Saved data entries
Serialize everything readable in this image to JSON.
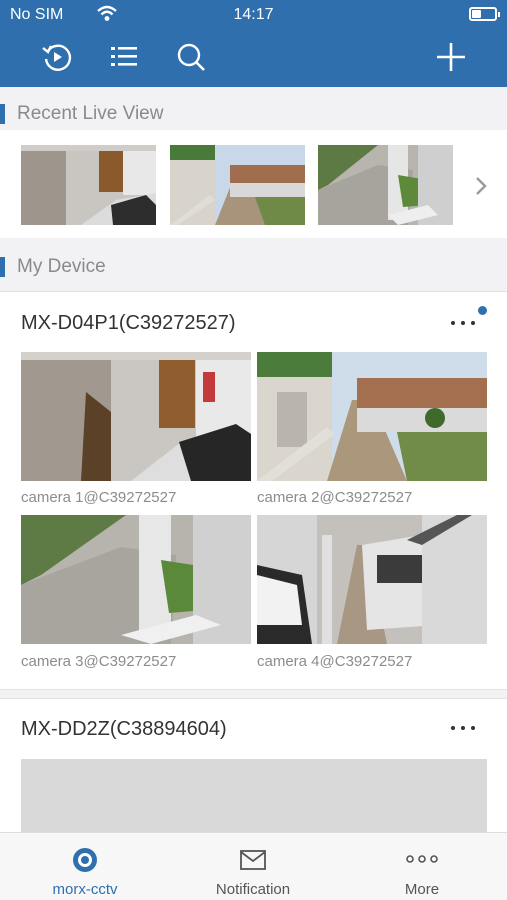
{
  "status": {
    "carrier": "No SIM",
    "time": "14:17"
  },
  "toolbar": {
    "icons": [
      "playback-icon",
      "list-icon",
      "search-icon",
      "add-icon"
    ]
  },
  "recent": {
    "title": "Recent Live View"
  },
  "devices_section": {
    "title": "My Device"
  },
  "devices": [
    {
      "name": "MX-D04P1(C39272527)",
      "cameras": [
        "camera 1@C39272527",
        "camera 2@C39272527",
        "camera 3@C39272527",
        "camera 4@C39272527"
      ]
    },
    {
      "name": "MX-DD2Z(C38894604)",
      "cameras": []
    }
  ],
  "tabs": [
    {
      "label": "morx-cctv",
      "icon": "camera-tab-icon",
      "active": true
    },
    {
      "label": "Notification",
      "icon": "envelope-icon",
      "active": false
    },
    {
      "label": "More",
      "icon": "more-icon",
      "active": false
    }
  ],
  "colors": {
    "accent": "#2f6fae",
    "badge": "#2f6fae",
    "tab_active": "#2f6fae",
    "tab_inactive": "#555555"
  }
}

---

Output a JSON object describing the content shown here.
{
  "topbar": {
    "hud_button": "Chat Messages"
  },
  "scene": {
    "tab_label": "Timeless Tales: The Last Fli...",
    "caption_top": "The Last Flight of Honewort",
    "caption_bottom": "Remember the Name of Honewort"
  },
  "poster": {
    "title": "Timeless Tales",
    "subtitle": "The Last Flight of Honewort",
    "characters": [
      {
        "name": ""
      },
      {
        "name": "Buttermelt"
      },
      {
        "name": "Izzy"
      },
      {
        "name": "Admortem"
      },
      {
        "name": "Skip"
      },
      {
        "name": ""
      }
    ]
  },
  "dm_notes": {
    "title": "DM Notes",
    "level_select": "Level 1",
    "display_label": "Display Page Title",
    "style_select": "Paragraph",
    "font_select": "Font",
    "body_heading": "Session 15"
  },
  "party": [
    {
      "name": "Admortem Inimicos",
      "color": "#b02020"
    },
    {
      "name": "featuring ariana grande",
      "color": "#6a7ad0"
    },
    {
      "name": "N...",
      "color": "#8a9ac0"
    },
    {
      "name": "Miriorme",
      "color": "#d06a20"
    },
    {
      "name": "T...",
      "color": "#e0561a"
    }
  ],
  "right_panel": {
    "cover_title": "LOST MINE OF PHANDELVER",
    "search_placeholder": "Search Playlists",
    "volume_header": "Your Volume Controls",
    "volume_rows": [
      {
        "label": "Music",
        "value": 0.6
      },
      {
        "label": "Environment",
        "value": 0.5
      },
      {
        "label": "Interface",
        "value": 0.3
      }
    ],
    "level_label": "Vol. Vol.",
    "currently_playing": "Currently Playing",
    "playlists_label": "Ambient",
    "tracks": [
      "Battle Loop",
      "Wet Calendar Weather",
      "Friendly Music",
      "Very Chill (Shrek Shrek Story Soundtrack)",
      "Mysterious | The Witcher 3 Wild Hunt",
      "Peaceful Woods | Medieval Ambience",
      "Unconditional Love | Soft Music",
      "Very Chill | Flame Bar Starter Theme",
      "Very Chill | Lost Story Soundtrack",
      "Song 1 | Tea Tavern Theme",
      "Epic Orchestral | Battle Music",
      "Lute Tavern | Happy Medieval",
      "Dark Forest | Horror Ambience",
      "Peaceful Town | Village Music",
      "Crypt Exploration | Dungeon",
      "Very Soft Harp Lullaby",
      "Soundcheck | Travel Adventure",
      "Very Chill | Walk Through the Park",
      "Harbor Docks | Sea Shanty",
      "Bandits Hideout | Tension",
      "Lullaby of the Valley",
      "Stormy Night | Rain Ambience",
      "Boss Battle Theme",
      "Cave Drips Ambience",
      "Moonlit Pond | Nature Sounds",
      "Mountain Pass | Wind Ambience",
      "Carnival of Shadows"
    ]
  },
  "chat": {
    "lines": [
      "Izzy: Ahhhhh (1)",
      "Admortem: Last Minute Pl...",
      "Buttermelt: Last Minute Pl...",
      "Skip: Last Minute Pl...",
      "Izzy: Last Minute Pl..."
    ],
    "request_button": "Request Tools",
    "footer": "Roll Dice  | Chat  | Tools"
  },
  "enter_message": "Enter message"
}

...

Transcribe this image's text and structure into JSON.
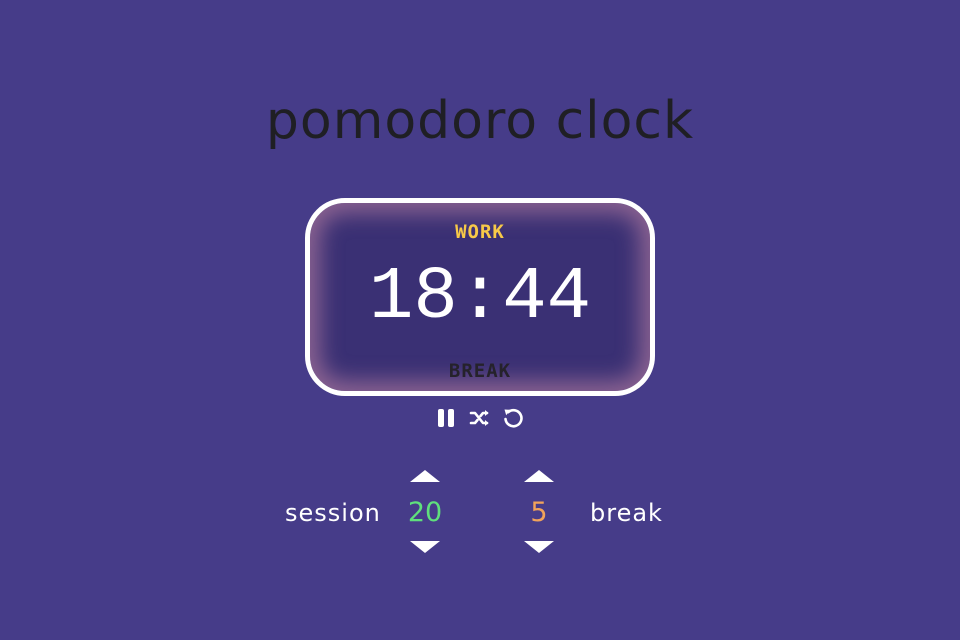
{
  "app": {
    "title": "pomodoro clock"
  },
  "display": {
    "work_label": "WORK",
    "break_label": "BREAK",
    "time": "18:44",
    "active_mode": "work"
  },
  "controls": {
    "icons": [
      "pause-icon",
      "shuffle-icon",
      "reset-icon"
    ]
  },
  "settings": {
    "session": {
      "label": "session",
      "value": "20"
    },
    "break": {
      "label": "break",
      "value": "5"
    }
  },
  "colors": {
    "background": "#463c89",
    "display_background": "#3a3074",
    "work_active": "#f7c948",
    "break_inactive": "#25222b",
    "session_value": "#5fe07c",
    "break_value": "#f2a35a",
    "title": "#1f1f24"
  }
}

## Given task
Keep only the lines that hold the string "Tools", and copy them out.

## Exercise output
    "request_button": "Request Tools",
    "footer": "Roll Dice  | Chat  | Tools"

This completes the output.